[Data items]
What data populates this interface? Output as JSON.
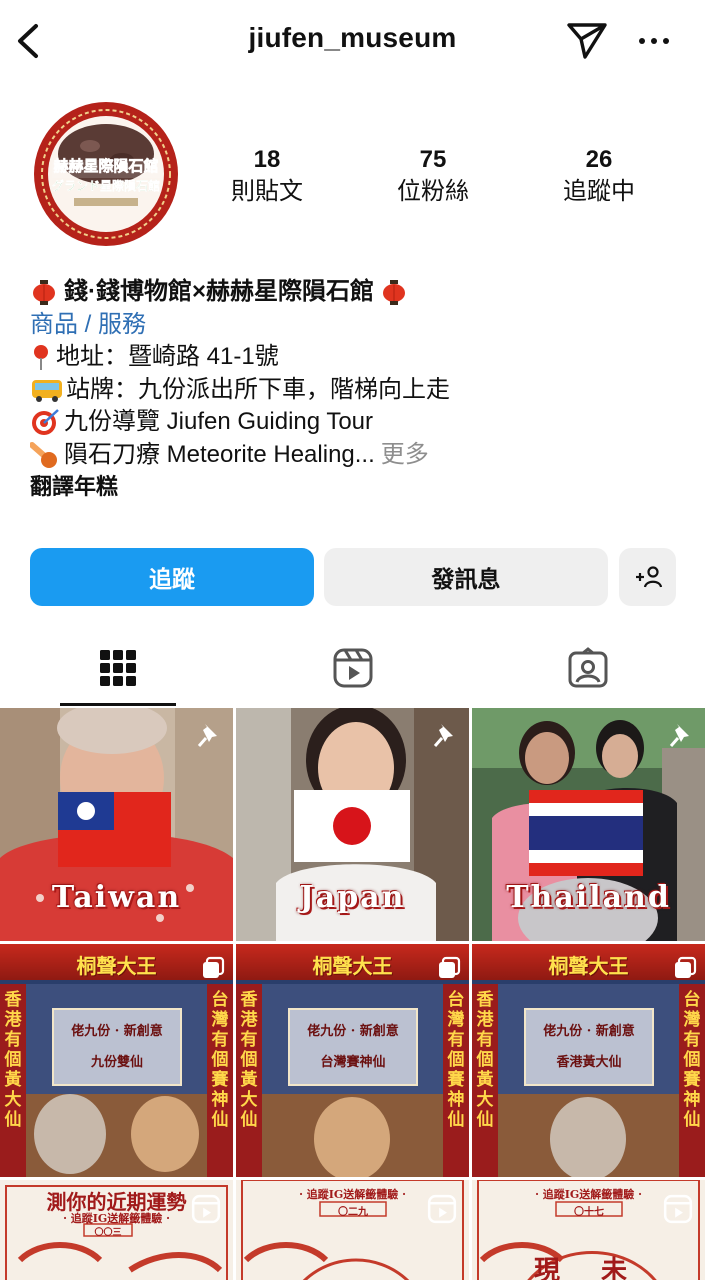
{
  "header": {
    "username": "jiufen_museum",
    "back_icon": "chevron-left-icon",
    "send_icon": "paper-plane-icon",
    "more_icon": "more-horizontal-icon"
  },
  "stats": [
    {
      "value": "18",
      "label": "則貼文"
    },
    {
      "value": "75",
      "label": "位粉絲"
    },
    {
      "value": "26",
      "label": "追蹤中"
    }
  ],
  "bio": {
    "name": "錢·錢博物館×赫赫星際隕石館",
    "category": "商品 / 服務",
    "lines": [
      {
        "icon": "pin-icon",
        "text": "地址：暨崎路 41-1號"
      },
      {
        "icon": "bus-icon",
        "text": "站牌：九份派出所下車，階梯向上走"
      },
      {
        "icon": "target-icon",
        "text": "九份導覽 Jiufen Guiding Tour"
      },
      {
        "icon": "meteor-icon",
        "text": "隕石刀療 Meteorite Healing..."
      }
    ],
    "more": "更多",
    "translate": "翻譯年糕"
  },
  "avatar": {
    "line1": "赫赫星際隕石館",
    "line2": "グランド星際隕石館"
  },
  "buttons": {
    "follow": "追蹤",
    "message": "發訊息",
    "add_user_icon": "add-user-icon"
  },
  "tabs": [
    {
      "icon": "grid-icon",
      "active": true
    },
    {
      "icon": "reels-icon",
      "active": false
    },
    {
      "icon": "tagged-icon",
      "active": false
    }
  ],
  "posts": {
    "row1": [
      {
        "label": "Taiwan",
        "pinned": true
      },
      {
        "label": "Japan",
        "pinned": true
      },
      {
        "label": "Thailand",
        "pinned": true
      }
    ],
    "row2": [
      {
        "head": "桐聲大王",
        "box_l1": "佬九份 · 新創意",
        "box_l2": "九份雙仙",
        "left_col": "香港有個黃大仙",
        "right_col": "台灣有個賽神仙"
      },
      {
        "head": "桐聲大王",
        "box_l1": "佬九份 · 新創意",
        "box_l2": "台灣賽神仙",
        "left_col": "香港有個黃大仙",
        "right_col": "台灣有個賽神仙"
      },
      {
        "head": "桐聲大王",
        "box_l1": "佬九份 · 新創意",
        "box_l2": "香港黃大仙",
        "left_col": "香港有個黃大仙",
        "right_col": "台灣有個賽神仙"
      }
    ],
    "row3": [
      {
        "title": "測你的近期運勢",
        "sub": "· 追蹤IG送解籤體驗 ·",
        "tag": "〇〇三"
      },
      {
        "title": "",
        "sub": "· 追蹤IG送解籤體驗 ·",
        "tag": "〇二九"
      },
      {
        "title": "",
        "sub": "· 追蹤IG送解籤體驗 ·",
        "tag": "〇十七",
        "big": "現 未"
      }
    ]
  }
}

The problem ::
Each line above is to be copied verbatim. Drop any image from the copy.

Completed exercise ::
What data populates this interface? Output as JSON.
{
  "header": {
    "username": "jiufen_museum",
    "back_icon": "chevron-left-icon",
    "send_icon": "paper-plane-icon",
    "more_icon": "more-horizontal-icon"
  },
  "stats": [
    {
      "value": "18",
      "label": "則貼文"
    },
    {
      "value": "75",
      "label": "位粉絲"
    },
    {
      "value": "26",
      "label": "追蹤中"
    }
  ],
  "bio": {
    "name": "錢·錢博物館×赫赫星際隕石館",
    "category": "商品 / 服務",
    "lines": [
      {
        "icon": "pin-icon",
        "text": "地址：暨崎路 41-1號"
      },
      {
        "icon": "bus-icon",
        "text": "站牌：九份派出所下車，階梯向上走"
      },
      {
        "icon": "target-icon",
        "text": "九份導覽 Jiufen Guiding Tour"
      },
      {
        "icon": "meteor-icon",
        "text": "隕石刀療 Meteorite Healing..."
      }
    ],
    "more": "更多",
    "translate": "翻譯年糕"
  },
  "avatar": {
    "line1": "赫赫星際隕石館",
    "line2": "グランド星際隕石館"
  },
  "buttons": {
    "follow": "追蹤",
    "message": "發訊息",
    "add_user_icon": "add-user-icon"
  },
  "tabs": [
    {
      "icon": "grid-icon",
      "active": true
    },
    {
      "icon": "reels-icon",
      "active": false
    },
    {
      "icon": "tagged-icon",
      "active": false
    }
  ],
  "posts": {
    "row1": [
      {
        "label": "Taiwan",
        "pinned": true
      },
      {
        "label": "Japan",
        "pinned": true
      },
      {
        "label": "Thailand",
        "pinned": true
      }
    ],
    "row2": [
      {
        "head": "桐聲大王",
        "box_l1": "佬九份 · 新創意",
        "box_l2": "九份雙仙",
        "left_col": "香港有個黃大仙",
        "right_col": "台灣有個賽神仙"
      },
      {
        "head": "桐聲大王",
        "box_l1": "佬九份 · 新創意",
        "box_l2": "台灣賽神仙",
        "left_col": "香港有個黃大仙",
        "right_col": "台灣有個賽神仙"
      },
      {
        "head": "桐聲大王",
        "box_l1": "佬九份 · 新創意",
        "box_l2": "香港黃大仙",
        "left_col": "香港有個黃大仙",
        "right_col": "台灣有個賽神仙"
      }
    ],
    "row3": [
      {
        "title": "測你的近期運勢",
        "sub": "· 追蹤IG送解籤體驗 ·",
        "tag": "〇〇三"
      },
      {
        "title": "",
        "sub": "· 追蹤IG送解籤體驗 ·",
        "tag": "〇二九"
      },
      {
        "title": "",
        "sub": "· 追蹤IG送解籤體驗 ·",
        "tag": "〇十七",
        "big": "現 未"
      }
    ]
  }
}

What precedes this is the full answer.